§ **RECORDS TO USE**
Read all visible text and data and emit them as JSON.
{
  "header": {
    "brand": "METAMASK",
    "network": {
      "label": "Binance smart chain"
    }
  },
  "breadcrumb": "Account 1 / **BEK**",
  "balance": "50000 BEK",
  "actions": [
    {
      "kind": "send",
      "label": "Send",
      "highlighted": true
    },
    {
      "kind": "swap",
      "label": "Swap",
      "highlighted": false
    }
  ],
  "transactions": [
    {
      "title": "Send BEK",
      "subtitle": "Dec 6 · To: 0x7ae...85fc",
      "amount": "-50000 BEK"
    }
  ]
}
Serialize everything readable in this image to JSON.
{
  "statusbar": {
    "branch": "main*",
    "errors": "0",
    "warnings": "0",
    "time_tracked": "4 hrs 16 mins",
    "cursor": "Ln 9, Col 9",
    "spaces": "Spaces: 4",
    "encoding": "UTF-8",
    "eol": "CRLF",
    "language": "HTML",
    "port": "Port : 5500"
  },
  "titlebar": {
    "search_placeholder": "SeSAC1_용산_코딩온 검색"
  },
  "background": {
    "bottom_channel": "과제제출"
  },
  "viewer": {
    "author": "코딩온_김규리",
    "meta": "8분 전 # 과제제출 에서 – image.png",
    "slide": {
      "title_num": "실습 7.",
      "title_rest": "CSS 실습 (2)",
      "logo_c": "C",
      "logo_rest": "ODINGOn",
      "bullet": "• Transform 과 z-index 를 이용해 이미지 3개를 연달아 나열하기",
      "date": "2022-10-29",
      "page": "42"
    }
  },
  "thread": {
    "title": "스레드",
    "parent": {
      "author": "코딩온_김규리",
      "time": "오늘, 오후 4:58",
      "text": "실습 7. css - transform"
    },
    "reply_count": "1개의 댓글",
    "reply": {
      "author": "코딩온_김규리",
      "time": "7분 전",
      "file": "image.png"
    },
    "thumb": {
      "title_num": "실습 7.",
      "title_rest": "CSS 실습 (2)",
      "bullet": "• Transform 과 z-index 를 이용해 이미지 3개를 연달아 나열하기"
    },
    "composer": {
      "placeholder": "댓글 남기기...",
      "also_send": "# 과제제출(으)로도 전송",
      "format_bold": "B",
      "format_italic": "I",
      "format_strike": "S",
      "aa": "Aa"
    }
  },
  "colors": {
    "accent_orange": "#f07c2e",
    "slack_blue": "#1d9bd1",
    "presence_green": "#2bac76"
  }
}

§ **TASK TO CARRY OUT**
The entries above must be returned in full, exactly as shown.

§ **IN RESPONSE**
Read all visible text and data and emit them as JSON.
{
  "header": {
    "brand": "METAMASK",
    "network": {
      "label": "Binance smart chain"
    }
  },
  "breadcrumb": "Account 1 / **BEK**",
  "balance": "50000 BEK",
  "actions": [
    {
      "kind": "send",
      "label": "Send",
      "highlighted": true
    },
    {
      "kind": "swap",
      "label": "Swap",
      "highlighted": false
    }
  ],
  "transactions": [
    {
      "title": "Send BEK",
      "subtitle": "Dec 6 · To: 0x7ae...85fc",
      "amount": "-50000 BEK"
    }
  ]
}
Serialize everything readable in this image to JSON.
{
  "statusbar": {
    "branch": "main*",
    "errors": "0",
    "warnings": "0",
    "time_tracked": "4 hrs 16 mins",
    "cursor": "Ln 9, Col 9",
    "spaces": "Spaces: 4",
    "encoding": "UTF-8",
    "eol": "CRLF",
    "language": "HTML",
    "port": "Port : 5500"
  },
  "titlebar": {
    "search_placeholder": "SeSAC1_용산_코딩온 검색"
  },
  "background": {
    "bottom_channel": "과제제출"
  },
  "viewer": {
    "author": "코딩온_김규리",
    "meta": "8분 전 # 과제제출 에서 – image.png",
    "slide": {
      "title_num": "실습 7.",
      "title_rest": "CSS 실습 (2)",
      "logo_c": "C",
      "logo_rest": "ODINGOn",
      "bullet": "• Transform 과 z-index 를 이용해 이미지 3개를 연달아 나열하기",
      "date": "2022-10-29",
      "page": "42"
    }
  },
  "thread": {
    "title": "스레드",
    "parent": {
      "author": "코딩온_김규리",
      "time": "오늘, 오후 4:58",
      "text": "실습 7. css - transform"
    },
    "reply_count": "1개의 댓글",
    "reply": {
      "author": "코딩온_김규리",
      "time": "7분 전",
      "file": "image.png"
    },
    "thumb": {
      "title_num": "실습 7.",
      "title_rest": "CSS 실습 (2)",
      "bullet": "• Transform 과 z-index 를 이용해 이미지 3개를 연달아 나열하기"
    },
    "composer": {
      "placeholder": "댓글 남기기...",
      "also_send": "# 과제제출(으)로도 전송",
      "format_bold": "B",
      "format_italic": "I",
      "format_strike": "S",
      "aa": "Aa"
    }
  },
  "colors": {
    "accent_orange": "#f07c2e",
    "slack_blue": "#1d9bd1",
    "presence_green": "#2bac76"
  }
}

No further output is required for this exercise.